Extracted records:
_ _ _ _

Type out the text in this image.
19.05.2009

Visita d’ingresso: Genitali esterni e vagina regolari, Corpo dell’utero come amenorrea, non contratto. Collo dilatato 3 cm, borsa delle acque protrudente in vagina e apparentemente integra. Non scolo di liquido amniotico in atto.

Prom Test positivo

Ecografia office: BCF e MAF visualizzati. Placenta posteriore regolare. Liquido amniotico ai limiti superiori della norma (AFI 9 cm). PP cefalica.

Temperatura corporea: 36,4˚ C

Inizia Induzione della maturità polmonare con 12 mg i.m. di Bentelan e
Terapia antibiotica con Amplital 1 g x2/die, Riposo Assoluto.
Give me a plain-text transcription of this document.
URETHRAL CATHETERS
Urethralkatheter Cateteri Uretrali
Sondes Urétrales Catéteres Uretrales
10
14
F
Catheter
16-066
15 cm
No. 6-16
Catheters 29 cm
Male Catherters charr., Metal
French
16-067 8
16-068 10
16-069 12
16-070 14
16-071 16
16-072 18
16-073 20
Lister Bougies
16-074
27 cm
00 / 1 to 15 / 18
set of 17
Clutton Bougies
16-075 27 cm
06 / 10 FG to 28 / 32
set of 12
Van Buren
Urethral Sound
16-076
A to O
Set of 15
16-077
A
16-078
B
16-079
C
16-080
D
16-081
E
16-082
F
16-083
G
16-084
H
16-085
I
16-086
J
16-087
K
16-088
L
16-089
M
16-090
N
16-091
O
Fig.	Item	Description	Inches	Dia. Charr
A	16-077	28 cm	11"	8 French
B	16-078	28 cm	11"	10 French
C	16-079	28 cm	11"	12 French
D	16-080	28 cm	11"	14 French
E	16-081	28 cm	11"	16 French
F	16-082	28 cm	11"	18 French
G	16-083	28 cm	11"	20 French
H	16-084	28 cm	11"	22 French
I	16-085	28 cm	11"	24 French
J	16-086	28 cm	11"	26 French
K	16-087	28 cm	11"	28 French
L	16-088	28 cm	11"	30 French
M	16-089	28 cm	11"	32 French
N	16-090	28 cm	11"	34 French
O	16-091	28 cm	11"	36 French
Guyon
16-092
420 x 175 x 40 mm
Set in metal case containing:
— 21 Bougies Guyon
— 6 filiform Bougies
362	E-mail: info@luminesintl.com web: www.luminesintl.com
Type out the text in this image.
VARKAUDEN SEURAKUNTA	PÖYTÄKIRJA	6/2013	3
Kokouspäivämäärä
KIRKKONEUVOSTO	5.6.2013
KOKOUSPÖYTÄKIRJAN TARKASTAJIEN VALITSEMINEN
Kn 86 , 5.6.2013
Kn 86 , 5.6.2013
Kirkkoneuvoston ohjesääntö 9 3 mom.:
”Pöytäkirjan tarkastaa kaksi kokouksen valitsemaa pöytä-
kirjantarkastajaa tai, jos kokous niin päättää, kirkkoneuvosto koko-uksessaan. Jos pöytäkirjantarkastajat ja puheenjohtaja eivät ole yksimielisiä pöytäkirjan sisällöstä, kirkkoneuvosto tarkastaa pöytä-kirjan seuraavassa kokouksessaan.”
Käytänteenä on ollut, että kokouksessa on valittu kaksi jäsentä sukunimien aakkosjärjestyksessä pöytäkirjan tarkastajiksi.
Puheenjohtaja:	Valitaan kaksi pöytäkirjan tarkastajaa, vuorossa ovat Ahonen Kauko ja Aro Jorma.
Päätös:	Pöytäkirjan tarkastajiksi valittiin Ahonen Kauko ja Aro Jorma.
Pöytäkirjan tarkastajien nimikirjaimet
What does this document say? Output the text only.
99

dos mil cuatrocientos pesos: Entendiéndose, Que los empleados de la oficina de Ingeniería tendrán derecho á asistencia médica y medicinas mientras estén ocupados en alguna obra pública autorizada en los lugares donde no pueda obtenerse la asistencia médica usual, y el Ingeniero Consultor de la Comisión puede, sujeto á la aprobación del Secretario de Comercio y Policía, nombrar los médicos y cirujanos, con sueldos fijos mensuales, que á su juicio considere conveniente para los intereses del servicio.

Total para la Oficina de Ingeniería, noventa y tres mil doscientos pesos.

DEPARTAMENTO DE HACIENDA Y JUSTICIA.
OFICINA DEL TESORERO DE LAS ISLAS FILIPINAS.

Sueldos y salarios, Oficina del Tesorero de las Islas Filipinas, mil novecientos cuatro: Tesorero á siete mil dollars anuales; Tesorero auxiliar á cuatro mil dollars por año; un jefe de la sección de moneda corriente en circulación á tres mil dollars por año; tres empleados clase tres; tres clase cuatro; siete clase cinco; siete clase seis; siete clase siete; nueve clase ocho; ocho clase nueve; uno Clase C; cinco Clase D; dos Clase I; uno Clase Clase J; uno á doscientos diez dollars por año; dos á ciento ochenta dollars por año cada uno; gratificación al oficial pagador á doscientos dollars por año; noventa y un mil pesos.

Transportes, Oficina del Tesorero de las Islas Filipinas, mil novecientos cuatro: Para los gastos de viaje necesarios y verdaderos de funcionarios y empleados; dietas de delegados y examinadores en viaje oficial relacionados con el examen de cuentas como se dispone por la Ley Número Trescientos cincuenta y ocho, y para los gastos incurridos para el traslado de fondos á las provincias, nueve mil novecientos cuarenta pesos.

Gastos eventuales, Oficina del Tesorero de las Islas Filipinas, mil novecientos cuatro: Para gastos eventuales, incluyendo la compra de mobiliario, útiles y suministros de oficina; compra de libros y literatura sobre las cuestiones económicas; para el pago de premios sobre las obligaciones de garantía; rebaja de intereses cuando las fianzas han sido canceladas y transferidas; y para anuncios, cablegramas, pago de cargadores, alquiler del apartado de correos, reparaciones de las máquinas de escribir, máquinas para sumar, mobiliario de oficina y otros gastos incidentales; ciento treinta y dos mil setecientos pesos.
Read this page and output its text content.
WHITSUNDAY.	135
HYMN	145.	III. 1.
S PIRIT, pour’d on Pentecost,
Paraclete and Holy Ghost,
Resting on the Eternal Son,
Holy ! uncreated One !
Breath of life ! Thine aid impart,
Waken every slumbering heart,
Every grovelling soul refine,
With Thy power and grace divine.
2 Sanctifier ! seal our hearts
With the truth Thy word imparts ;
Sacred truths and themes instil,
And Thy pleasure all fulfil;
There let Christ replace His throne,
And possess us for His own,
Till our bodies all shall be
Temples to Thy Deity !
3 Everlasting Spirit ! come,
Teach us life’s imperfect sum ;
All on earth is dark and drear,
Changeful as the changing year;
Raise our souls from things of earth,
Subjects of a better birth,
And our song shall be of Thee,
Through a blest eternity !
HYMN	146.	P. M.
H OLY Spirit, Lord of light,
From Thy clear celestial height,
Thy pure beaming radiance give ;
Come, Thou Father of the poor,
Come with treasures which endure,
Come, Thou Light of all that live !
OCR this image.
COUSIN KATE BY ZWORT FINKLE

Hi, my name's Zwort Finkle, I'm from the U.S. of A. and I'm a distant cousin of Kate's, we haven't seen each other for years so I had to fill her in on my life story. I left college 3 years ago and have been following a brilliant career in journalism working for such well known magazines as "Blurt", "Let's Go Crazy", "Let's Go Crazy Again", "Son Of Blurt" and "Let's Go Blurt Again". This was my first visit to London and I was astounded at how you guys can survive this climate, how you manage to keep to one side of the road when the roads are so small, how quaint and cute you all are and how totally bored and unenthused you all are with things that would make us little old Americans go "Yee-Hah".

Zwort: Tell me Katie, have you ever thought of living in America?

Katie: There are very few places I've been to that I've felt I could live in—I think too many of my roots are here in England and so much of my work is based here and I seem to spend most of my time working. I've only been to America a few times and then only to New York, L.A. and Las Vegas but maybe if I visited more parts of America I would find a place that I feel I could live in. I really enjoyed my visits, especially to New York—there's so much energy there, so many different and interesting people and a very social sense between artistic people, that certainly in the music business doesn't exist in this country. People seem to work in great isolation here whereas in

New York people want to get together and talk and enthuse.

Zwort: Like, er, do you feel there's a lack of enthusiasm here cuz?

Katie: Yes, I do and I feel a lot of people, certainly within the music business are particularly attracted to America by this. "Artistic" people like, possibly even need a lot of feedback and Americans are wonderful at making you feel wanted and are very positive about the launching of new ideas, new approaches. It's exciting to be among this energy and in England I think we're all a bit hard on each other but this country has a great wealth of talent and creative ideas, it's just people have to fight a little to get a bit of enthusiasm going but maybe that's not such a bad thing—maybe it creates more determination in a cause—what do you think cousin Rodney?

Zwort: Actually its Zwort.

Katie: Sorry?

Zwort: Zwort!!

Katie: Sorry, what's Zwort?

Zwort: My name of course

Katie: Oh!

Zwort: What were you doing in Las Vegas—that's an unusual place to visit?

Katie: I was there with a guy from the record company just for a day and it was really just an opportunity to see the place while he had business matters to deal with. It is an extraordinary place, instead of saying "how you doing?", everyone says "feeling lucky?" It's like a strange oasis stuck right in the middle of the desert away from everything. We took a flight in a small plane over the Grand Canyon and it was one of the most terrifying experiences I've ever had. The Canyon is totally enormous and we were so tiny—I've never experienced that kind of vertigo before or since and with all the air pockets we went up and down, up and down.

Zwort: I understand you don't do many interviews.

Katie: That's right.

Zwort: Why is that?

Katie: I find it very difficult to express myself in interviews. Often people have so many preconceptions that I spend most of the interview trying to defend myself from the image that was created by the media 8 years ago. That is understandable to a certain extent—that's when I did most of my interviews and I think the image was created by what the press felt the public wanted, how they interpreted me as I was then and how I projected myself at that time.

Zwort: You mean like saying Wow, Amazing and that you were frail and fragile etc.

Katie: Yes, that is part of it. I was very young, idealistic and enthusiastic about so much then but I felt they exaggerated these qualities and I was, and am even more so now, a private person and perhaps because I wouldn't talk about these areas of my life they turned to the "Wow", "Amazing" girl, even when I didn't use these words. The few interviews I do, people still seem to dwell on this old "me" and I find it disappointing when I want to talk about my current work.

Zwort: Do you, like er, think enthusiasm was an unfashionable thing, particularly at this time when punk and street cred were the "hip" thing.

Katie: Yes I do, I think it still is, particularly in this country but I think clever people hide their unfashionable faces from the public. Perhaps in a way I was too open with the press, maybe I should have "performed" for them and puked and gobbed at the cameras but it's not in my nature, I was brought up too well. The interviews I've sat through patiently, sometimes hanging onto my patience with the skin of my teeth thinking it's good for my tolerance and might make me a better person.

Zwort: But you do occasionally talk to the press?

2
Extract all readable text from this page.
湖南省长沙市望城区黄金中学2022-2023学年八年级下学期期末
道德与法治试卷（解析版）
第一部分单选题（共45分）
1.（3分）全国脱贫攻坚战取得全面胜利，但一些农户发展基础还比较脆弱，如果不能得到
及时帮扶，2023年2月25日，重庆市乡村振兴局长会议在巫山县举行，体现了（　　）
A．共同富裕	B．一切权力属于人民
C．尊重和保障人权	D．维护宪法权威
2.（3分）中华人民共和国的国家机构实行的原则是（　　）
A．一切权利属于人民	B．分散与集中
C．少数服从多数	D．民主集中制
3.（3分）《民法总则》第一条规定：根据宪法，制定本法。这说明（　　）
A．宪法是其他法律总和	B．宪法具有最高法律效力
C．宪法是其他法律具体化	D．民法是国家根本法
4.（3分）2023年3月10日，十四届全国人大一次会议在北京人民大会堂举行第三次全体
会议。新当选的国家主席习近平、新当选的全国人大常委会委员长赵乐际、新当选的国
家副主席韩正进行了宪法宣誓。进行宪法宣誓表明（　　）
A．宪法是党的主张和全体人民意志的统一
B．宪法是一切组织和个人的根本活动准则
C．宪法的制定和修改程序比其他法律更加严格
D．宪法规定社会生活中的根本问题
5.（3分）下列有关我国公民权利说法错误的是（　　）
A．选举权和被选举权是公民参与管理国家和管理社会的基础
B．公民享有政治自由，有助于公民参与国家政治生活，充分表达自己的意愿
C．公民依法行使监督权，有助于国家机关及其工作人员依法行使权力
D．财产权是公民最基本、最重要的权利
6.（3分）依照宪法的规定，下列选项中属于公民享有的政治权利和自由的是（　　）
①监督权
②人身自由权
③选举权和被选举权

_ _ _ _

What is being asked: Look back over the material above and state how many lines hold the word "about". Write the number and nothing else.

Exercise answer: 2